Description of the task: Leave out the images and repeat the listing below without a single change.

Start of Input

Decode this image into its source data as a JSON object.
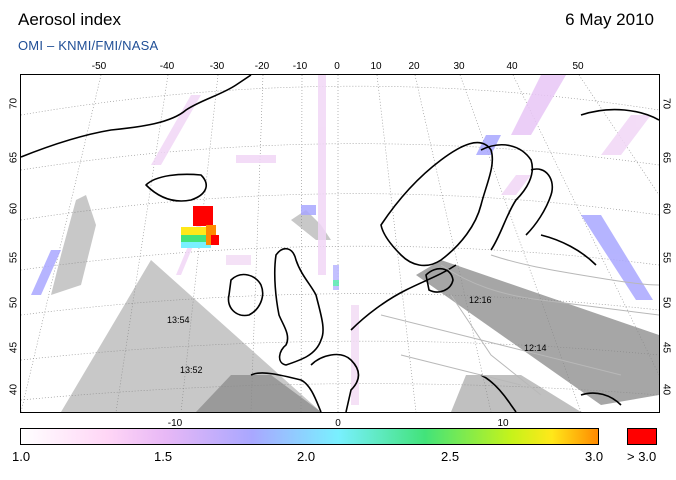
{
  "header": {
    "title": "Aerosol index",
    "date": "6 May 2010",
    "credit": "OMI  –  KNMI/FMI/NASA"
  },
  "map": {
    "lon_top_labels": [
      "-50",
      "-40",
      "-30",
      "-20",
      "-10",
      "0",
      "10",
      "20",
      "30",
      "40",
      "50"
    ],
    "lon_bottom_labels": [
      "-10",
      "0",
      "10"
    ],
    "lat_left_labels": [
      "70",
      "65",
      "60",
      "55",
      "50",
      "45",
      "40"
    ],
    "lat_right_labels": [
      "70",
      "65",
      "60",
      "55",
      "50",
      "45",
      "40"
    ],
    "orbit_time_labels": [
      "13:54",
      "13:52",
      "12:16",
      "12:14"
    ],
    "colors": {
      "land_outline": "#000000",
      "country_border": "#b8b8b8",
      "no_data_gray": "#c8c8c8",
      "dark_gray": "#9a9a9a",
      "graticule": "#888888"
    }
  },
  "colorbar": {
    "tick_labels": [
      "1.0",
      "1.5",
      "2.0",
      "2.5",
      "3.0"
    ],
    "overflow_label": "> 3.0",
    "overflow_color": "#ff0000",
    "gradient_colors": [
      "#ffffff",
      "#ffd6f6",
      "#e8b8f6",
      "#a9a7ff",
      "#79f0ff",
      "#42e37a",
      "#c6f31a",
      "#ffe81a",
      "#ff8a00"
    ]
  }
}
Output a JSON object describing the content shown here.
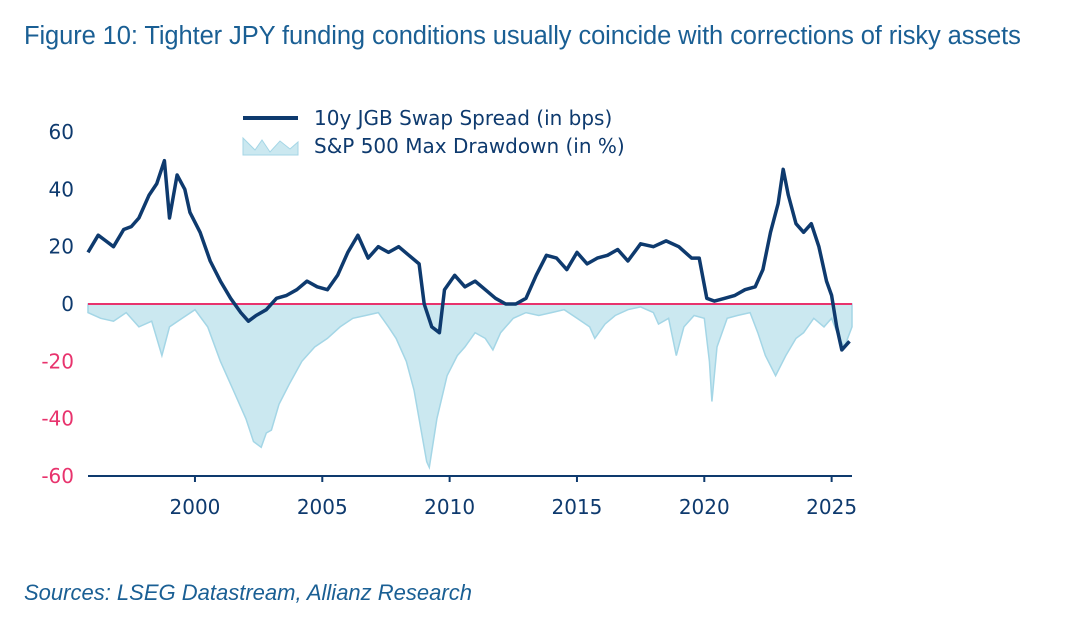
{
  "title": "Figure 10: Tighter JPY funding conditions usually coincide with corrections of risky assets",
  "source": "Sources: LSEG Datastream, Allianz Research",
  "colors": {
    "spread_line": "#0e3a6e",
    "drawdown_fill": "#cbe8f0",
    "drawdown_line": "#a4d6e6",
    "zero_line": "#e8336d",
    "positive_tick": "#0e3a6e",
    "negative_tick": "#e8336d",
    "title": "#1a5f94"
  },
  "chart_data": {
    "type": "line",
    "xlim": [
      1995.8,
      2025.8
    ],
    "ylim": [
      -60,
      60
    ],
    "x_ticks": [
      2000,
      2005,
      2010,
      2015,
      2020,
      2025
    ],
    "x_tick_labels": [
      "2000",
      "2005",
      "2010",
      "2015",
      "2020",
      "2025"
    ],
    "y_ticks": [
      60,
      40,
      20,
      0,
      -20,
      -40,
      -60
    ],
    "y_tick_labels": [
      "60",
      "40",
      "20",
      "0",
      "-20",
      "-40",
      "-60"
    ],
    "legend_position": "top-center",
    "grid": false,
    "series": [
      {
        "name": "10y JGB Swap Spread (in bps)",
        "type": "line",
        "x": [
          1995.8,
          1996.2,
          1996.5,
          1996.8,
          1997.2,
          1997.5,
          1997.8,
          1998.2,
          1998.5,
          1998.8,
          1999.0,
          1999.3,
          1999.6,
          1999.8,
          2000.2,
          2000.6,
          2001.0,
          2001.4,
          2001.8,
          2002.1,
          2002.4,
          2002.8,
          2003.2,
          2003.6,
          2004.0,
          2004.4,
          2004.8,
          2005.2,
          2005.6,
          2006.0,
          2006.4,
          2006.8,
          2007.2,
          2007.6,
          2008.0,
          2008.4,
          2008.8,
          2009.0,
          2009.3,
          2009.6,
          2009.8,
          2010.2,
          2010.6,
          2011.0,
          2011.4,
          2011.8,
          2012.2,
          2012.6,
          2013.0,
          2013.4,
          2013.8,
          2014.2,
          2014.6,
          2015.0,
          2015.4,
          2015.8,
          2016.2,
          2016.6,
          2017.0,
          2017.5,
          2018.0,
          2018.5,
          2019.0,
          2019.5,
          2019.8,
          2020.1,
          2020.4,
          2020.8,
          2021.2,
          2021.6,
          2022.0,
          2022.3,
          2022.6,
          2022.9,
          2023.1,
          2023.3,
          2023.6,
          2023.9,
          2024.2,
          2024.5,
          2024.8,
          2025.0,
          2025.2,
          2025.4,
          2025.7
        ],
        "y": [
          18,
          24,
          22,
          20,
          26,
          27,
          30,
          38,
          42,
          50,
          30,
          45,
          40,
          32,
          25,
          15,
          8,
          2,
          -3,
          -6,
          -4,
          -2,
          2,
          3,
          5,
          8,
          6,
          5,
          10,
          18,
          24,
          16,
          20,
          18,
          20,
          17,
          14,
          0,
          -8,
          -10,
          5,
          10,
          6,
          8,
          5,
          2,
          0,
          0,
          2,
          10,
          17,
          16,
          12,
          18,
          14,
          16,
          17,
          19,
          15,
          21,
          20,
          22,
          20,
          16,
          16,
          2,
          1,
          2,
          3,
          5,
          6,
          12,
          25,
          35,
          47,
          38,
          28,
          25,
          28,
          20,
          8,
          3,
          -8,
          -16,
          -13
        ]
      },
      {
        "name": "S&P 500 Max Drawdown (in %)",
        "type": "area",
        "x": [
          1995.8,
          1996.3,
          1996.8,
          1997.3,
          1997.8,
          1998.3,
          1998.7,
          1999.0,
          1999.5,
          2000.0,
          2000.5,
          2001.0,
          2001.5,
          2002.0,
          2002.3,
          2002.6,
          2002.8,
          2003.0,
          2003.3,
          2003.7,
          2004.2,
          2004.7,
          2005.2,
          2005.7,
          2006.2,
          2006.7,
          2007.2,
          2007.6,
          2007.9,
          2008.3,
          2008.6,
          2008.9,
          2009.1,
          2009.2,
          2009.5,
          2009.9,
          2010.3,
          2010.6,
          2011.0,
          2011.4,
          2011.7,
          2012.0,
          2012.5,
          2013.0,
          2013.5,
          2014.0,
          2014.5,
          2015.0,
          2015.5,
          2015.7,
          2016.1,
          2016.5,
          2017.0,
          2017.5,
          2018.0,
          2018.2,
          2018.6,
          2018.9,
          2019.2,
          2019.6,
          2020.0,
          2020.2,
          2020.3,
          2020.5,
          2020.9,
          2021.3,
          2021.8,
          2022.1,
          2022.4,
          2022.8,
          2023.2,
          2023.6,
          2023.9,
          2024.3,
          2024.7,
          2025.0,
          2025.3,
          2025.5,
          2025.8
        ],
        "y": [
          -3,
          -5,
          -6,
          -3,
          -8,
          -6,
          -18,
          -8,
          -5,
          -2,
          -8,
          -20,
          -30,
          -40,
          -48,
          -50,
          -45,
          -44,
          -35,
          -28,
          -20,
          -15,
          -12,
          -8,
          -5,
          -4,
          -3,
          -8,
          -12,
          -20,
          -30,
          -45,
          -55,
          -57,
          -40,
          -25,
          -18,
          -15,
          -10,
          -12,
          -16,
          -10,
          -5,
          -3,
          -4,
          -3,
          -2,
          -5,
          -8,
          -12,
          -7,
          -4,
          -2,
          -1,
          -3,
          -7,
          -5,
          -18,
          -8,
          -4,
          -5,
          -20,
          -34,
          -15,
          -5,
          -4,
          -3,
          -10,
          -18,
          -25,
          -18,
          -12,
          -10,
          -5,
          -8,
          -5,
          -12,
          -15,
          -8
        ]
      }
    ]
  }
}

End of Input

Output:
Decode this image into its source data as a JSON object.
{
  "header": {
    "title": "Aerosol index",
    "date": "6 May 2010",
    "credit": "OMI  –  KNMI/FMI/NASA"
  },
  "map": {
    "lon_top_labels": [
      "-50",
      "-40",
      "-30",
      "-20",
      "-10",
      "0",
      "10",
      "20",
      "30",
      "40",
      "50"
    ],
    "lon_bottom_labels": [
      "-10",
      "0",
      "10"
    ],
    "lat_left_labels": [
      "70",
      "65",
      "60",
      "55",
      "50",
      "45",
      "40"
    ],
    "lat_right_labels": [
      "70",
      "65",
      "60",
      "55",
      "50",
      "45",
      "40"
    ],
    "orbit_time_labels": [
      "13:54",
      "13:52",
      "12:16",
      "12:14"
    ],
    "colors": {
      "land_outline": "#000000",
      "country_border": "#b8b8b8",
      "no_data_gray": "#c8c8c8",
      "dark_gray": "#9a9a9a",
      "graticule": "#888888"
    }
  },
  "colorbar": {
    "tick_labels": [
      "1.0",
      "1.5",
      "2.0",
      "2.5",
      "3.0"
    ],
    "overflow_label": "> 3.0",
    "overflow_color": "#ff0000",
    "gradient_colors": [
      "#ffffff",
      "#ffd6f6",
      "#e8b8f6",
      "#a9a7ff",
      "#79f0ff",
      "#42e37a",
      "#c6f31a",
      "#ffe81a",
      "#ff8a00"
    ]
  }
}
Output a JSON object describing the content shown here.
{
  "title": "Figure 10: Tighter JPY funding conditions usually coincide with corrections of risky assets",
  "source": "Sources: LSEG Datastream, Allianz Research",
  "colors": {
    "spread_line": "#0e3a6e",
    "drawdown_fill": "#cbe8f0",
    "drawdown_line": "#a4d6e6",
    "zero_line": "#e8336d",
    "positive_tick": "#0e3a6e",
    "negative_tick": "#e8336d",
    "title": "#1a5f94"
  },
  "chart_data": {
    "type": "line",
    "xlim": [
      1995.8,
      2025.8
    ],
    "ylim": [
      -60,
      60
    ],
    "x_ticks": [
      2000,
      2005,
      2010,
      2015,
      2020,
      2025
    ],
    "x_tick_labels": [
      "2000",
      "2005",
      "2010",
      "2015",
      "2020",
      "2025"
    ],
    "y_ticks": [
      60,
      40,
      20,
      0,
      -20,
      -40,
      -60
    ],
    "y_tick_labels": [
      "60",
      "40",
      "20",
      "0",
      "-20",
      "-40",
      "-60"
    ],
    "legend_position": "top-center",
    "grid": false,
    "series": [
      {
        "name": "10y JGB Swap Spread (in bps)",
        "type": "line",
        "x": [
          1995.8,
          1996.2,
          1996.5,
          1996.8,
          1997.2,
          1997.5,
          1997.8,
          1998.2,
          1998.5,
          1998.8,
          1999.0,
          1999.3,
          1999.6,
          1999.8,
          2000.2,
          2000.6,
          2001.0,
          2001.4,
          2001.8,
          2002.1,
          2002.4,
          2002.8,
          2003.2,
          2003.6,
          2004.0,
          2004.4,
          2004.8,
          2005.2,
          2005.6,
          2006.0,
          2006.4,
          2006.8,
          2007.2,
          2007.6,
          2008.0,
          2008.4,
          2008.8,
          2009.0,
          2009.3,
          2009.6,
          2009.8,
          2010.2,
          2010.6,
          2011.0,
          2011.4,
          2011.8,
          2012.2,
          2012.6,
          2013.0,
          2013.4,
          2013.8,
          2014.2,
          2014.6,
          2015.0,
          2015.4,
          2015.8,
          2016.2,
          2016.6,
          2017.0,
          2017.5,
          2018.0,
          2018.5,
          2019.0,
          2019.5,
          2019.8,
          2020.1,
          2020.4,
          2020.8,
          2021.2,
          2021.6,
          2022.0,
          2022.3,
          2022.6,
          2022.9,
          2023.1,
          2023.3,
          2023.6,
          2023.9,
          2024.2,
          2024.5,
          2024.8,
          2025.0,
          2025.2,
          2025.4,
          2025.7
        ],
        "y": [
          18,
          24,
          22,
          20,
          26,
          27,
          30,
          38,
          42,
          50,
          30,
          45,
          40,
          32,
          25,
          15,
          8,
          2,
          -3,
          -6,
          -4,
          -2,
          2,
          3,
          5,
          8,
          6,
          5,
          10,
          18,
          24,
          16,
          20,
          18,
          20,
          17,
          14,
          0,
          -8,
          -10,
          5,
          10,
          6,
          8,
          5,
          2,
          0,
          0,
          2,
          10,
          17,
          16,
          12,
          18,
          14,
          16,
          17,
          19,
          15,
          21,
          20,
          22,
          20,
          16,
          16,
          2,
          1,
          2,
          3,
          5,
          6,
          12,
          25,
          35,
          47,
          38,
          28,
          25,
          28,
          20,
          8,
          3,
          -8,
          -16,
          -13
        ]
      },
      {
        "name": "S&P 500 Max Drawdown (in %)",
        "type": "area",
        "x": [
          1995.8,
          1996.3,
          1996.8,
          1997.3,
          1997.8,
          1998.3,
          1998.7,
          1999.0,
          1999.5,
          2000.0,
          2000.5,
          2001.0,
          2001.5,
          2002.0,
          2002.3,
          2002.6,
          2002.8,
          2003.0,
          2003.3,
          2003.7,
          2004.2,
          2004.7,
          2005.2,
          2005.7,
          2006.2,
          2006.7,
          2007.2,
          2007.6,
          2007.9,
          2008.3,
          2008.6,
          2008.9,
          2009.1,
          2009.2,
          2009.5,
          2009.9,
          2010.3,
          2010.6,
          2011.0,
          2011.4,
          2011.7,
          2012.0,
          2012.5,
          2013.0,
          2013.5,
          2014.0,
          2014.5,
          2015.0,
          2015.5,
          2015.7,
          2016.1,
          2016.5,
          2017.0,
          2017.5,
          2018.0,
          2018.2,
          2018.6,
          2018.9,
          2019.2,
          2019.6,
          2020.0,
          2020.2,
          2020.3,
          2020.5,
          2020.9,
          2021.3,
          2021.8,
          2022.1,
          2022.4,
          2022.8,
          2023.2,
          2023.6,
          2023.9,
          2024.3,
          2024.7,
          2025.0,
          2025.3,
          2025.5,
          2025.8
        ],
        "y": [
          -3,
          -5,
          -6,
          -3,
          -8,
          -6,
          -18,
          -8,
          -5,
          -2,
          -8,
          -20,
          -30,
          -40,
          -48,
          -50,
          -45,
          -44,
          -35,
          -28,
          -20,
          -15,
          -12,
          -8,
          -5,
          -4,
          -3,
          -8,
          -12,
          -20,
          -30,
          -45,
          -55,
          -57,
          -40,
          -25,
          -18,
          -15,
          -10,
          -12,
          -16,
          -10,
          -5,
          -3,
          -4,
          -3,
          -2,
          -5,
          -8,
          -12,
          -7,
          -4,
          -2,
          -1,
          -3,
          -7,
          -5,
          -18,
          -8,
          -4,
          -5,
          -20,
          -34,
          -15,
          -5,
          -4,
          -3,
          -10,
          -18,
          -25,
          -18,
          -12,
          -10,
          -5,
          -8,
          -5,
          -12,
          -15,
          -8
        ]
      }
    ]
  }
}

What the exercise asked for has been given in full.